Prompt: State how many lines of the data contain the word "text", and write nothing besides the number.

Source data:
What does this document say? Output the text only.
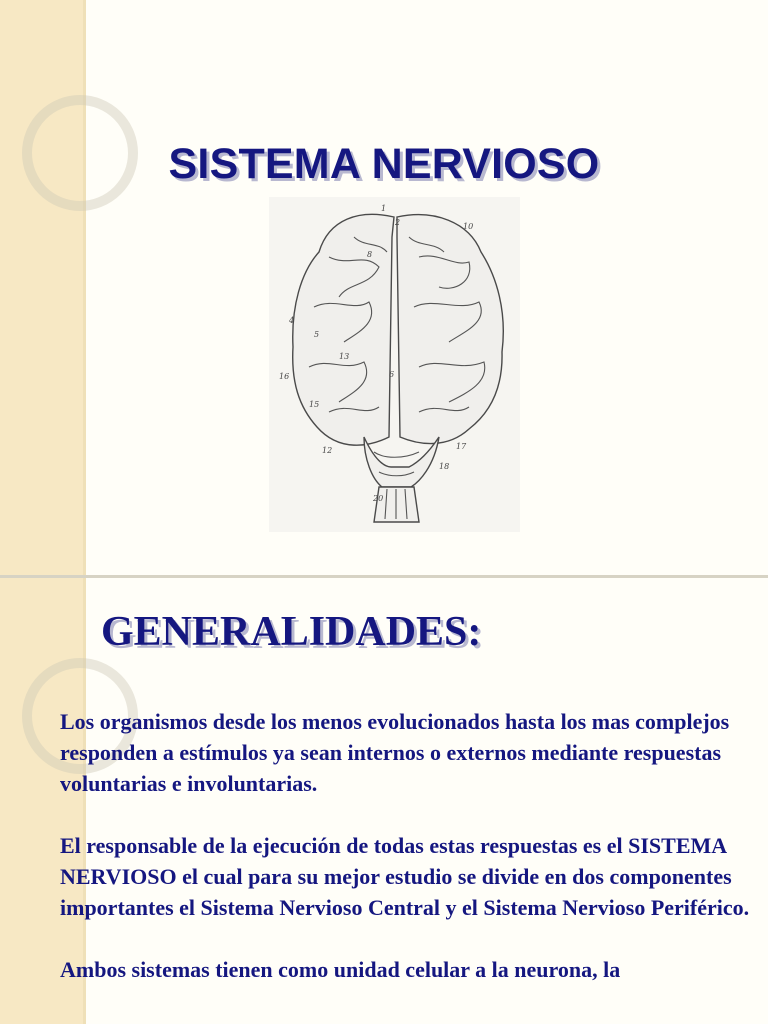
SISTEMA NERVIOSO
1
2	10
8
4
5
16
13
15
12	17
18
20
6
GENERALIDADES:

Los organismos desde los menos evolucionados hasta los mas complejos responden a estímulos ya sean internos o externos mediante respuestas voluntarias e involuntarias.

El responsable de la ejecución de todas estas respuestas es el SISTEMA NERVIOSO el cual para su mejor estudio se divide en dos componentes importantes el Sistema Nervioso Central y el Sistema Nervioso Periférico.

Ambos sistemas tienen como unidad celular a la neurona, la
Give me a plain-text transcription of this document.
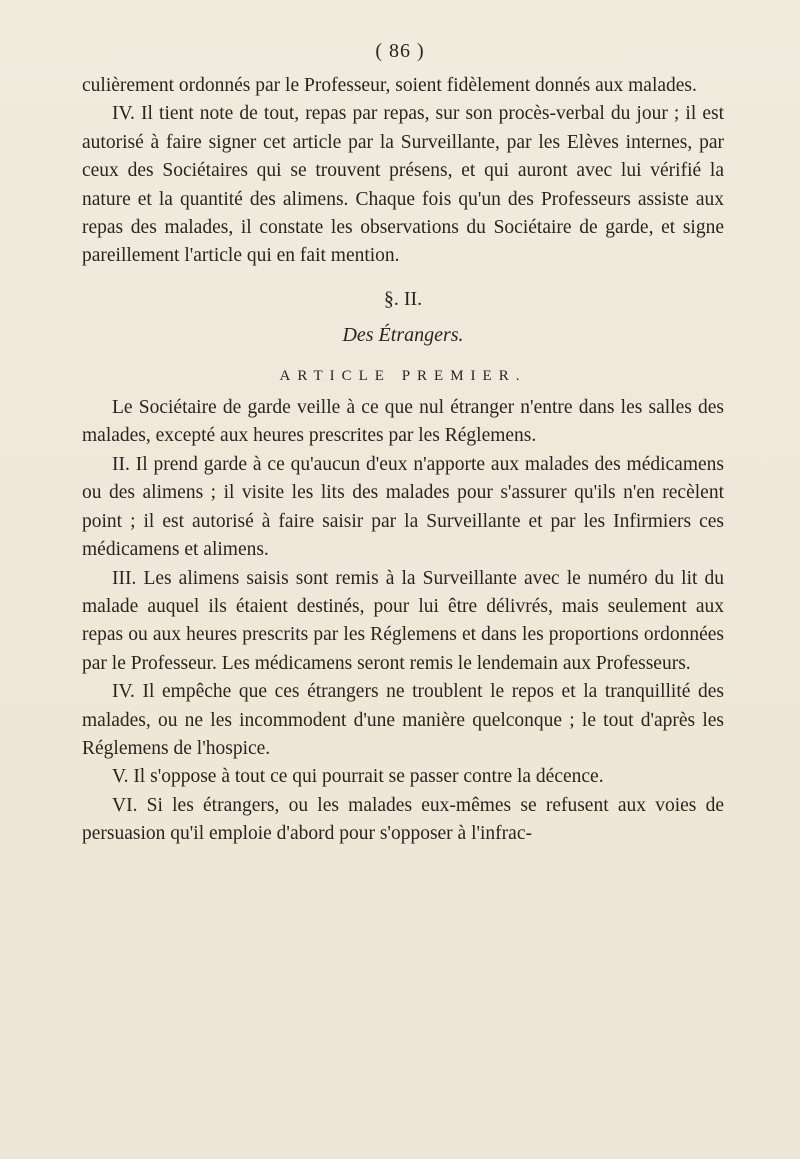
( 86 )

culièrement ordonnés par le Professeur, soient fidèlement donnés aux malades.

IV. Il tient note de tout, repas par repas, sur son procès-verbal du jour ; il est autorisé à faire signer cet article par la Surveillante, par les Elèves internes, par ceux des Sociétaires qui se trouvent présens, et qui auront avec lui vérifié la nature et la quantité des alimens. Chaque fois qu'un des Professeurs assiste aux repas des malades, il constate les observations du Sociétaire de garde, et signe pareillement l'article qui en fait mention.

§. II.

Des Étrangers.

ARTICLE PREMIER.

Le Sociétaire de garde veille à ce que nul étranger n'entre dans les salles des malades, excepté aux heures prescrites par les Réglemens.

II. Il prend garde à ce qu'aucun d'eux n'apporte aux malades des médicamens ou des alimens ; il visite les lits des malades pour s'assurer qu'ils n'en recèlent point ; il est autorisé à faire saisir par la Surveillante et par les Infirmiers ces médicamens et alimens.

III. Les alimens saisis sont remis à la Surveillante avec le numéro du lit du malade auquel ils étaient destinés, pour lui être délivrés, mais seulement aux repas ou aux heures prescrits par les Réglemens et dans les proportions ordonnées par le Professeur. Les médicamens seront remis le lendemain aux Professeurs.

IV. Il empêche que ces étrangers ne troublent le repos et la tranquillité des malades, ou ne les incommodent d'une manière quelconque ; le tout d'après les Réglemens de l'hospice.

V. Il s'oppose à tout ce qui pourrait se passer contre la décence.

VI. Si les étrangers, ou les malades eux-mêmes se refusent aux voies de persuasion qu'il emploie d'abord pour s'opposer à l'infrac-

Response to this task: 2